WHAT IS BEING ASKED: Rewrite the listing below with each "legend-swatch" changed to "legend-marker" and every other character left as it is. Leave the picture out of your answer.

(Page element annotations)

━━━━━━━━

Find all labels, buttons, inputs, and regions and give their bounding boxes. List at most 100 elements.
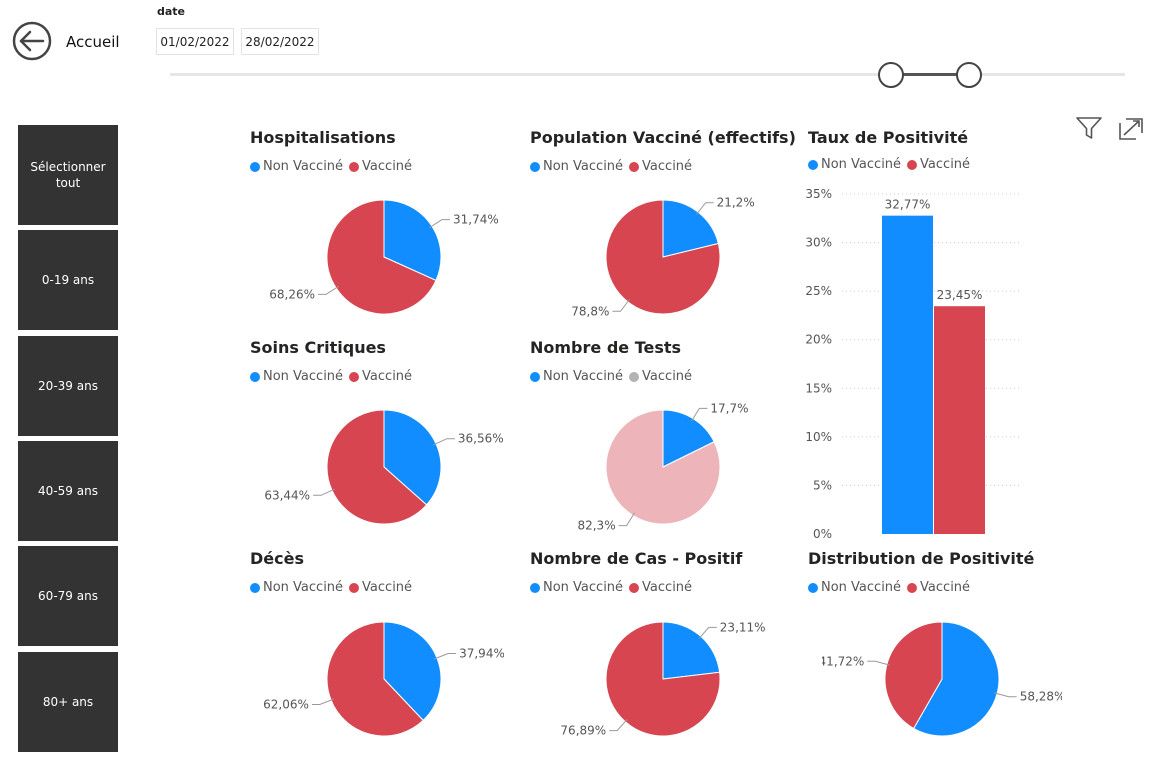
age-filter-select-all[interactable]: Sélectionner tout xyxy=(18,125,118,225)
pie-leader-line xyxy=(318,285,339,295)
deces-title: Décès xyxy=(250,549,304,568)
legend-item[interactable]: Non Vacciné xyxy=(808,580,901,595)
date-end-input[interactable]: 28/02/2022 xyxy=(241,28,319,55)
legend-item[interactable]: Non Vacciné xyxy=(808,157,901,172)
distribution-positivite-pie-chart: 58,28% 41,72% xyxy=(822,621,1062,737)
legend-item[interactable]: Vacciné xyxy=(349,159,412,174)
nombre-cas-positif-pie-chart: 23,11% 76,89% xyxy=(560,620,766,738)
nombre-cas-positif-legend: Non Vacciné Vacciné xyxy=(530,580,698,595)
y-tick-label: 35% xyxy=(805,187,832,201)
age-filter-40-59[interactable]: 40-59 ans xyxy=(18,441,118,541)
focus-mode-icon[interactable] xyxy=(1119,118,1143,140)
legend-swatch xyxy=(250,161,260,172)
bar-data-label: 23,45% xyxy=(937,288,983,302)
legend-item[interactable]: Non Vacciné xyxy=(530,369,623,384)
hospitalisations-title: Hospitalisations xyxy=(250,128,396,147)
legend-swatch xyxy=(907,159,918,170)
legend-swatch xyxy=(250,371,260,382)
legend-swatch xyxy=(629,582,640,593)
legend-swatch xyxy=(349,161,360,172)
pie-leader-line xyxy=(612,299,630,312)
hospitalisations-legend: Non Vacciné Vacciné xyxy=(250,159,418,174)
taux-positivite-bar-chart: 0% 5% 10% 15% 20% 25% 30% 35% 32,77% 23,45% xyxy=(805,187,1022,541)
legend-label: Non Vacciné xyxy=(263,580,344,595)
pie-leader-line xyxy=(429,219,450,229)
pie-leader-line xyxy=(311,698,334,705)
legend-swatch xyxy=(530,582,540,593)
pie-leader-line xyxy=(609,719,628,732)
back-arrow-icon[interactable] xyxy=(12,21,52,61)
filter-icon[interactable] xyxy=(1076,116,1102,140)
pie-leader-line xyxy=(618,512,635,527)
y-tick-label: 20% xyxy=(805,333,832,347)
pie-data-label: 37,94% xyxy=(459,647,504,661)
nombre-cas-positif-title: Nombre de Cas - Positif xyxy=(530,549,743,568)
pie-data-label: 31,74% xyxy=(453,213,499,227)
legend-swatch xyxy=(907,582,918,593)
date-slider-end-handle[interactable] xyxy=(956,62,982,88)
y-tick-label: 0% xyxy=(813,527,832,541)
age-filter-60-79[interactable]: 60-79 ans xyxy=(18,546,118,646)
legend-label: Vacciné xyxy=(920,157,971,172)
distribution-positivite-legend: Non Vacciné Vacciné xyxy=(808,580,976,595)
age-filter-0-19[interactable]: 0-19 ans xyxy=(18,230,118,330)
legend-label: Vacciné xyxy=(362,159,413,174)
soins-critiques-legend: Non Vacciné Vacciné xyxy=(250,369,418,384)
legend-item[interactable]: Vacciné xyxy=(629,159,692,174)
pie-data-label: 17,7% xyxy=(710,401,748,415)
legend-item[interactable]: Non Vacciné xyxy=(530,159,623,174)
date-slicer-caption: date xyxy=(157,5,186,18)
age-filter-20-39[interactable]: 20-39 ans xyxy=(18,336,118,436)
legend-label: Non Vacciné xyxy=(821,157,902,172)
pie-leader-line xyxy=(691,407,708,422)
taux-positivite-title: Taux de Positivité xyxy=(808,128,969,147)
legend-item[interactable]: Non Vacciné xyxy=(250,369,343,384)
date-slider-range xyxy=(890,73,969,76)
pie-data-label: 78,8% xyxy=(571,304,609,318)
legend-item[interactable]: Vacciné xyxy=(907,157,970,172)
taux-positivite-legend: Non Vacciné Vacciné xyxy=(808,157,976,172)
y-tick-label: 15% xyxy=(805,381,832,395)
home-label[interactable]: Accueil xyxy=(66,33,120,51)
pie-leader-line xyxy=(867,660,890,666)
legend-label: Vacciné xyxy=(642,369,693,384)
pie-data-label: 23,11% xyxy=(720,620,766,634)
legend-label: Non Vacciné xyxy=(543,159,624,174)
pie-leader-line xyxy=(434,653,457,660)
pie-data-label: 58,28% xyxy=(1020,690,1062,704)
legend-label: Non Vacciné xyxy=(543,369,624,384)
pie-data-label: 76,89% xyxy=(560,724,606,738)
bar-non-vaccine[interactable] xyxy=(882,215,933,535)
date-start-input[interactable]: 01/02/2022 xyxy=(156,28,234,55)
legend-item[interactable]: Vacciné xyxy=(629,580,692,595)
legend-item[interactable]: Non Vacciné xyxy=(250,580,343,595)
legend-swatch xyxy=(530,161,540,172)
pie-data-label: 82,3% xyxy=(577,519,615,533)
date-slider-track[interactable] xyxy=(170,73,1125,76)
deces-legend: Non Vacciné Vacciné xyxy=(250,580,418,595)
legend-item[interactable]: Vacciné xyxy=(349,369,412,384)
age-filter-80-plus[interactable]: 80+ ans xyxy=(18,652,118,752)
pie-slice-non-vaccine[interactable] xyxy=(662,621,721,680)
nombre-tests-pie-chart: 17,7% 82,3% xyxy=(577,401,748,533)
legend-item[interactable]: Vacciné xyxy=(907,580,970,595)
deces-pie-chart: 37,94% 62,06% xyxy=(264,621,504,737)
legend-swatch xyxy=(808,159,818,170)
pie-data-label: 21,2% xyxy=(717,196,755,210)
legend-swatch xyxy=(530,371,540,382)
legend-item[interactable]: Non Vacciné xyxy=(530,580,623,595)
bar-vaccine[interactable] xyxy=(934,306,985,534)
legend-swatch xyxy=(808,582,818,593)
legend-swatch xyxy=(250,582,260,593)
legend-swatch xyxy=(349,371,360,382)
y-tick-label: 5% xyxy=(813,478,832,492)
y-tick-label: 10% xyxy=(805,430,832,444)
legend-item[interactable]: Vacciné xyxy=(629,369,692,384)
legend-label: Vacciné xyxy=(642,159,693,174)
pie-data-label: 68,26% xyxy=(269,287,315,301)
legend-item[interactable]: Non Vacciné xyxy=(250,159,343,174)
date-slider-start-handle[interactable] xyxy=(878,62,904,88)
legend-item[interactable]: Vacciné xyxy=(349,580,412,595)
legend-swatch xyxy=(349,582,360,593)
hospitalisations-pie-chart: 31,74% 68,26% xyxy=(269,199,499,315)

━━━━━━━━

WORKED ANSWER:
Find all labels, buttons, inputs, and regions and give their bounding boxes. List at most 100 elements.
age-filter-select-all[interactable]: Sélectionner tout xyxy=(18,125,118,225)
pie-leader-line xyxy=(318,285,339,295)
deces-title: Décès xyxy=(250,549,304,568)
legend-item[interactable]: Non Vacciné xyxy=(808,580,901,595)
date-end-input[interactable]: 28/02/2022 xyxy=(241,28,319,55)
legend-item[interactable]: Non Vacciné xyxy=(808,157,901,172)
distribution-positivite-pie-chart: 58,28% 41,72% xyxy=(822,621,1062,737)
legend-item[interactable]: Vacciné xyxy=(349,159,412,174)
nombre-cas-positif-pie-chart: 23,11% 76,89% xyxy=(560,620,766,738)
nombre-cas-positif-legend: Non Vacciné Vacciné xyxy=(530,580,698,595)
y-tick-label: 35% xyxy=(805,187,832,201)
age-filter-40-59[interactable]: 40-59 ans xyxy=(18,441,118,541)
focus-mode-icon[interactable] xyxy=(1119,118,1143,140)
legend-marker xyxy=(250,161,260,172)
bar-data-label: 23,45% xyxy=(937,288,983,302)
legend-item[interactable]: Non Vacciné xyxy=(530,369,623,384)
hospitalisations-title: Hospitalisations xyxy=(250,128,396,147)
legend-marker xyxy=(907,159,918,170)
legend-marker xyxy=(250,371,260,382)
legend-marker xyxy=(629,582,640,593)
legend-marker xyxy=(349,161,360,172)
pie-leader-line xyxy=(612,299,630,312)
hospitalisations-legend: Non Vacciné Vacciné xyxy=(250,159,418,174)
taux-positivite-bar-chart: 0% 5% 10% 15% 20% 25% 30% 35% 32,77% 23,45% xyxy=(805,187,1022,541)
legend-label: Non Vacciné xyxy=(263,580,344,595)
pie-leader-line xyxy=(429,219,450,229)
pie-leader-line xyxy=(311,698,334,705)
legend-marker xyxy=(530,582,540,593)
pie-leader-line xyxy=(609,719,628,732)
back-arrow-icon[interactable] xyxy=(12,21,52,61)
filter-icon[interactable] xyxy=(1076,116,1102,140)
pie-leader-line xyxy=(618,512,635,527)
y-tick-label: 20% xyxy=(805,333,832,347)
pie-data-label: 37,94% xyxy=(459,647,504,661)
nombre-cas-positif-title: Nombre de Cas - Positif xyxy=(530,549,743,568)
pie-data-label: 31,74% xyxy=(453,213,499,227)
legend-marker xyxy=(907,582,918,593)
date-slider-end-handle[interactable] xyxy=(956,62,982,88)
y-tick-label: 0% xyxy=(813,527,832,541)
age-filter-60-79[interactable]: 60-79 ans xyxy=(18,546,118,646)
legend-label: Vacciné xyxy=(920,157,971,172)
distribution-positivite-legend: Non Vacciné Vacciné xyxy=(808,580,976,595)
age-filter-0-19[interactable]: 0-19 ans xyxy=(18,230,118,330)
legend-label: Vacciné xyxy=(362,159,413,174)
soins-critiques-legend: Non Vacciné Vacciné xyxy=(250,369,418,384)
legend-item[interactable]: Vacciné xyxy=(629,159,692,174)
pie-data-label: 17,7% xyxy=(710,401,748,415)
legend-item[interactable]: Non Vacciné xyxy=(530,159,623,174)
date-slicer-caption: date xyxy=(157,5,186,18)
age-filter-20-39[interactable]: 20-39 ans xyxy=(18,336,118,436)
legend-label: Non Vacciné xyxy=(821,157,902,172)
pie-leader-line xyxy=(691,407,708,422)
taux-positivite-title: Taux de Positivité xyxy=(808,128,969,147)
legend-item[interactable]: Non Vacciné xyxy=(250,369,343,384)
date-slider-range xyxy=(890,73,969,76)
pie-data-label: 78,8% xyxy=(571,304,609,318)
legend-item[interactable]: Vacciné xyxy=(907,157,970,172)
taux-positivite-legend: Non Vacciné Vacciné xyxy=(808,157,976,172)
y-tick-label: 15% xyxy=(805,381,832,395)
home-label[interactable]: Accueil xyxy=(66,33,120,51)
pie-leader-line xyxy=(867,660,890,666)
legend-label: Vacciné xyxy=(642,369,693,384)
pie-data-label: 23,11% xyxy=(720,620,766,634)
legend-label: Non Vacciné xyxy=(543,159,624,174)
pie-leader-line xyxy=(434,653,457,660)
pie-data-label: 58,28% xyxy=(1020,690,1062,704)
legend-label: Non Vacciné xyxy=(543,369,624,384)
pie-data-label: 76,89% xyxy=(560,724,606,738)
bar-non-vaccine[interactable] xyxy=(882,215,933,535)
date-start-input[interactable]: 01/02/2022 xyxy=(156,28,234,55)
legend-item[interactable]: Vacciné xyxy=(629,580,692,595)
legend-item[interactable]: Non Vacciné xyxy=(250,580,343,595)
legend-marker xyxy=(530,161,540,172)
pie-data-label: 82,3% xyxy=(577,519,615,533)
date-slider-track[interactable] xyxy=(170,73,1125,76)
deces-legend: Non Vacciné Vacciné xyxy=(250,580,418,595)
legend-item[interactable]: Vacciné xyxy=(349,369,412,384)
age-filter-80-plus[interactable]: 80+ ans xyxy=(18,652,118,752)
pie-slice-non-vaccine[interactable] xyxy=(662,621,721,680)
nombre-tests-pie-chart: 17,7% 82,3% xyxy=(577,401,748,533)
legend-item[interactable]: Vacciné xyxy=(907,580,970,595)
deces-pie-chart: 37,94% 62,06% xyxy=(264,621,504,737)
legend-marker xyxy=(808,159,818,170)
pie-data-label: 21,2% xyxy=(717,196,755,210)
legend-marker xyxy=(530,371,540,382)
legend-item[interactable]: Non Vacciné xyxy=(530,580,623,595)
bar-vaccine[interactable] xyxy=(934,306,985,534)
legend-marker xyxy=(808,582,818,593)
legend-marker xyxy=(250,582,260,593)
legend-marker xyxy=(349,371,360,382)
y-tick-label: 5% xyxy=(813,478,832,492)
y-tick-label: 10% xyxy=(805,430,832,444)
legend-item[interactable]: Vacciné xyxy=(629,369,692,384)
legend-label: Vacciné xyxy=(642,159,693,174)
pie-data-label: 68,26% xyxy=(269,287,315,301)
legend-item[interactable]: Non Vacciné xyxy=(250,159,343,174)
date-slider-start-handle[interactable] xyxy=(878,62,904,88)
legend-item[interactable]: Vacciné xyxy=(349,580,412,595)
legend-marker xyxy=(349,582,360,593)
hospitalisations-pie-chart: 31,74% 68,26% xyxy=(269,199,499,315)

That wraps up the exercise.